_AIM_: Set out every line bearing the string "handle".

= = = = = = =

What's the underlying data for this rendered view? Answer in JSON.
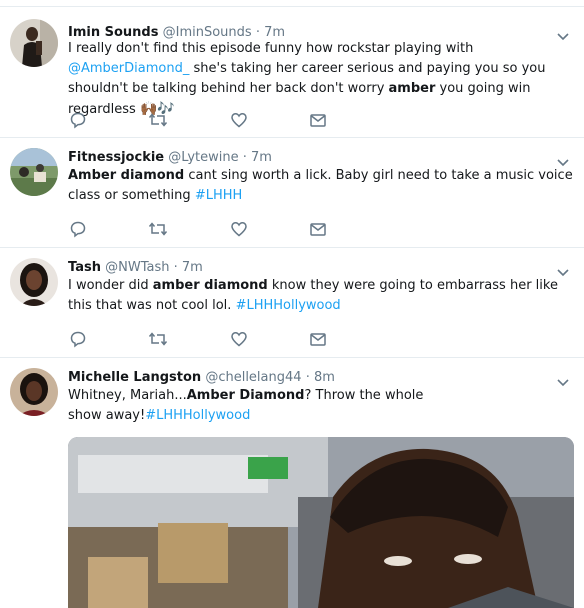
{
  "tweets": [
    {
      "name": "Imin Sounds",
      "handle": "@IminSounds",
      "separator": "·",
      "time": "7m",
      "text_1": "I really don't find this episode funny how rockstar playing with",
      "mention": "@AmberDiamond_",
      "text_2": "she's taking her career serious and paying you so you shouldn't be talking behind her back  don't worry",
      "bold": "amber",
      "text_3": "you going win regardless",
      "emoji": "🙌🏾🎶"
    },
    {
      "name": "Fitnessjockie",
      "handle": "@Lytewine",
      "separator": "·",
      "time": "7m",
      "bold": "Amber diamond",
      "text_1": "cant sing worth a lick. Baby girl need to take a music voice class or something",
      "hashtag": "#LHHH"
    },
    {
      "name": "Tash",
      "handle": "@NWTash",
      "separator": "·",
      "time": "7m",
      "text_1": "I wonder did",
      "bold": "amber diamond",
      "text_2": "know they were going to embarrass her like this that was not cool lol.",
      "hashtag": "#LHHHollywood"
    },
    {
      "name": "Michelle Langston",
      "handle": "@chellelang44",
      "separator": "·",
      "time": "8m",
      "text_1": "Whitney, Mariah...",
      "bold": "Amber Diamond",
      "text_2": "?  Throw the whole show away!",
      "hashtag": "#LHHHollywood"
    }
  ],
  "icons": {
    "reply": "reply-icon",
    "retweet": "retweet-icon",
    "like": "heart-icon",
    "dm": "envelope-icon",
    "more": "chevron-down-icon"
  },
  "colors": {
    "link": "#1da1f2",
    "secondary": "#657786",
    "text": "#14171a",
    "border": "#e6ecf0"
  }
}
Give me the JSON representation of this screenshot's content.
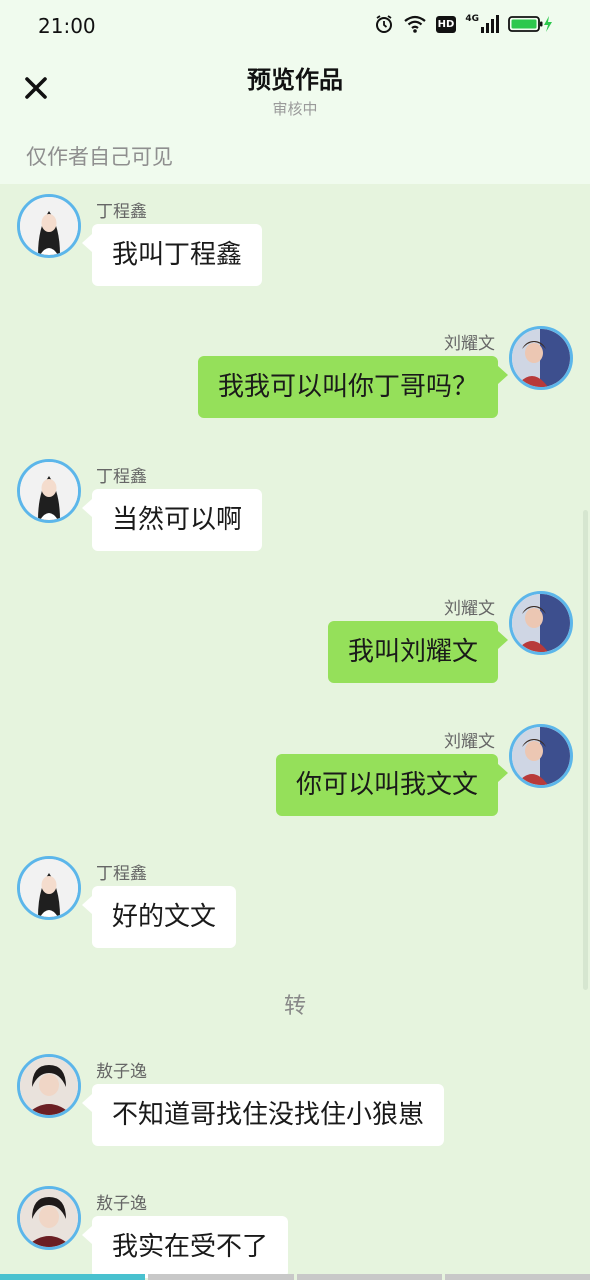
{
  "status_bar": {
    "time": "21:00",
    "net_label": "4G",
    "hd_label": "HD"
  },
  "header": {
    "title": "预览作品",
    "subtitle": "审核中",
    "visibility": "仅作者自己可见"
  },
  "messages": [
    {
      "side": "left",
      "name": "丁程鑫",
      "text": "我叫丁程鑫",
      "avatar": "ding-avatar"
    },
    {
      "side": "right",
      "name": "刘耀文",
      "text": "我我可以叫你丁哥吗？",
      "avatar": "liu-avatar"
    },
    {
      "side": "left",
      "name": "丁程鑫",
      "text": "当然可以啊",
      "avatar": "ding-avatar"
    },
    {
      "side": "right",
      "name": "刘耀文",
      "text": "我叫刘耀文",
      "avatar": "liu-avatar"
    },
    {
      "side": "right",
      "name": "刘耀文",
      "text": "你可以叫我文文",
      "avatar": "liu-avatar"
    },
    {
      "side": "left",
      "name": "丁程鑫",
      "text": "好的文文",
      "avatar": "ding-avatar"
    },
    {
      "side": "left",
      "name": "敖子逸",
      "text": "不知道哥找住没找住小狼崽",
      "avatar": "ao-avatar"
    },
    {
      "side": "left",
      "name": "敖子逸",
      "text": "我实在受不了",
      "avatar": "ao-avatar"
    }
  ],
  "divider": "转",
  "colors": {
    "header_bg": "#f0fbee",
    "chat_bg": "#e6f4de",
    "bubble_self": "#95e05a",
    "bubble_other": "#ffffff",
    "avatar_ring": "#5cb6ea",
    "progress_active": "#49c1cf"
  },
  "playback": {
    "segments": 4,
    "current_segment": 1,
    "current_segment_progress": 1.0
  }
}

= = = = = = =

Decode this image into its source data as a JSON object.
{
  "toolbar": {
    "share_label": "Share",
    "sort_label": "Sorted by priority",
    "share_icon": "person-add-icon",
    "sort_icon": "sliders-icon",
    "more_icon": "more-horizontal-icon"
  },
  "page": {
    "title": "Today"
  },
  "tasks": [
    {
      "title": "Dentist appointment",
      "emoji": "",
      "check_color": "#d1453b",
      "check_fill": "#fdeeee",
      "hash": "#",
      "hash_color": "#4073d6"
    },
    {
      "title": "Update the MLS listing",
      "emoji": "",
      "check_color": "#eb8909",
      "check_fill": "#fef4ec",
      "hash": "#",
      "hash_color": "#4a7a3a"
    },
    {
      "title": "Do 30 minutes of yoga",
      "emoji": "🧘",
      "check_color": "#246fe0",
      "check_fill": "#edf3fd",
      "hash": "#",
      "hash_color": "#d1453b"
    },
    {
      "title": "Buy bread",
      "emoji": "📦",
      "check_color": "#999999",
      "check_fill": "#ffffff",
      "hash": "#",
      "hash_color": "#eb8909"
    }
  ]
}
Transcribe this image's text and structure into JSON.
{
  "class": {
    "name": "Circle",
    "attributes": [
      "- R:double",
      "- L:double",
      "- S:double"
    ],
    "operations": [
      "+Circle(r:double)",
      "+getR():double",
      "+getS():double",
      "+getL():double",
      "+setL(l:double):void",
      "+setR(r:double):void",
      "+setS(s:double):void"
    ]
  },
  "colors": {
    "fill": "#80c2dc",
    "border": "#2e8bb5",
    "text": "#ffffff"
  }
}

= = = = = = =

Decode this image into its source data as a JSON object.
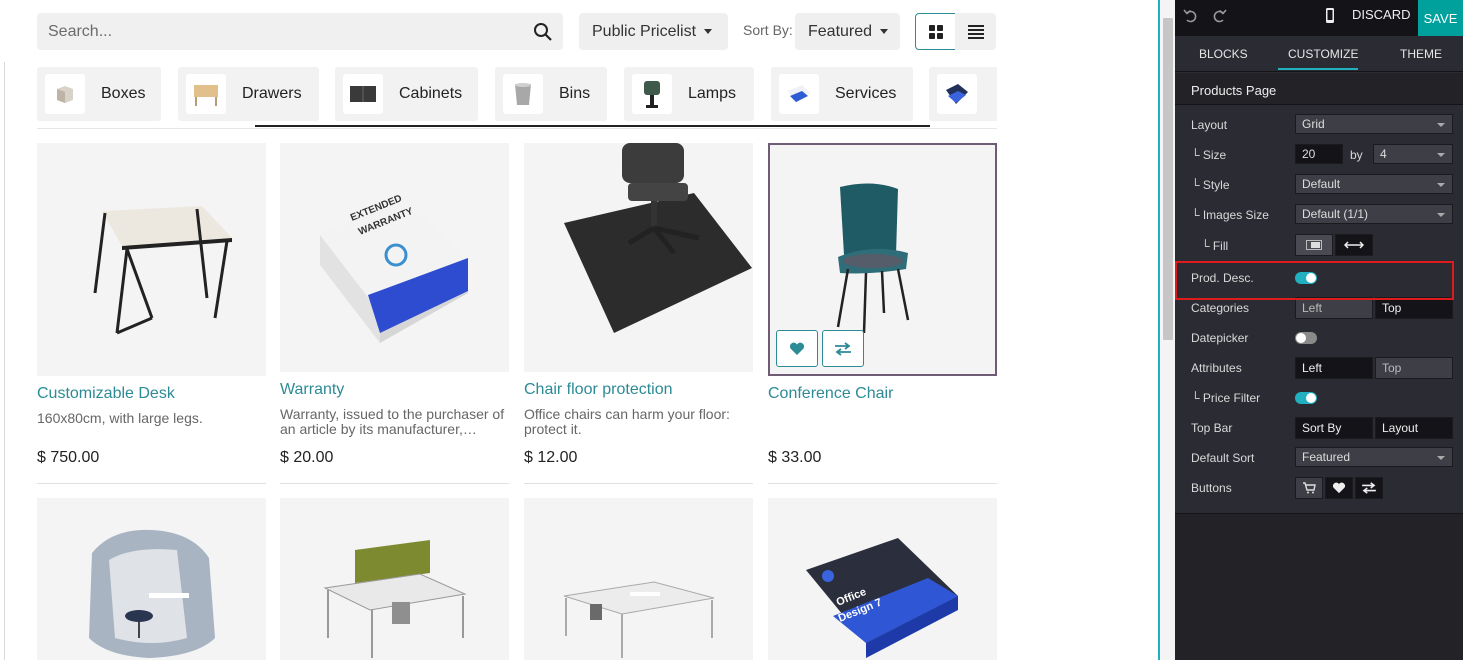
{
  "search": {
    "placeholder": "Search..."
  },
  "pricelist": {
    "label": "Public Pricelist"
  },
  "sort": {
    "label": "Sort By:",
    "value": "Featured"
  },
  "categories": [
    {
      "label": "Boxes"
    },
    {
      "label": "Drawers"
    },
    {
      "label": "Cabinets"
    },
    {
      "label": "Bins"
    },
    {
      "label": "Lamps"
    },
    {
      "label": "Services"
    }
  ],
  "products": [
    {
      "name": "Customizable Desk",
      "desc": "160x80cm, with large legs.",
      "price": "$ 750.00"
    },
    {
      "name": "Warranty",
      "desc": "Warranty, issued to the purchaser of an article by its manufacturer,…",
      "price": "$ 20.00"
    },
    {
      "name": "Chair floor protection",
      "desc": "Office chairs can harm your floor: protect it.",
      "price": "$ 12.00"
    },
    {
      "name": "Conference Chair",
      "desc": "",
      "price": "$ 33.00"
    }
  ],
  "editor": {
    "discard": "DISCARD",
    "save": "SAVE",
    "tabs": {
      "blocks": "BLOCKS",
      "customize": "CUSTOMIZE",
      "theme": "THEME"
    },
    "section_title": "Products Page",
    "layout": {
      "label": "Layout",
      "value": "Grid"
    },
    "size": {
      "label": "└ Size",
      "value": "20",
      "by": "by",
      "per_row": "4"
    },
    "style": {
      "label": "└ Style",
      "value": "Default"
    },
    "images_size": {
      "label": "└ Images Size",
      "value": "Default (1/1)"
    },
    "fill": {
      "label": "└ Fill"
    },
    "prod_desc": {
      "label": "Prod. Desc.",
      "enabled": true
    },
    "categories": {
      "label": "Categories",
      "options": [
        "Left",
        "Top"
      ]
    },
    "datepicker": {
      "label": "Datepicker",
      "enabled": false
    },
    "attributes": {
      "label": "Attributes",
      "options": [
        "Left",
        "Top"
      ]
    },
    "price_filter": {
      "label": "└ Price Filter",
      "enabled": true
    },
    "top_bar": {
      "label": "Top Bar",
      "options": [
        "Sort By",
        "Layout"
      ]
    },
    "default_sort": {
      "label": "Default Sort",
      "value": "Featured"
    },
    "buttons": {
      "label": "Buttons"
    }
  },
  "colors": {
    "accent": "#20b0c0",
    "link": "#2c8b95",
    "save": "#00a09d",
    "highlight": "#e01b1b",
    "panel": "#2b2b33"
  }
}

= = = = = = =

_TASK SOLUTION_:
      "handle": "@IminSounds",
      "handle": "@Lytewine",
      "handle": "@NWTash",
      "handle": "@chellelang44",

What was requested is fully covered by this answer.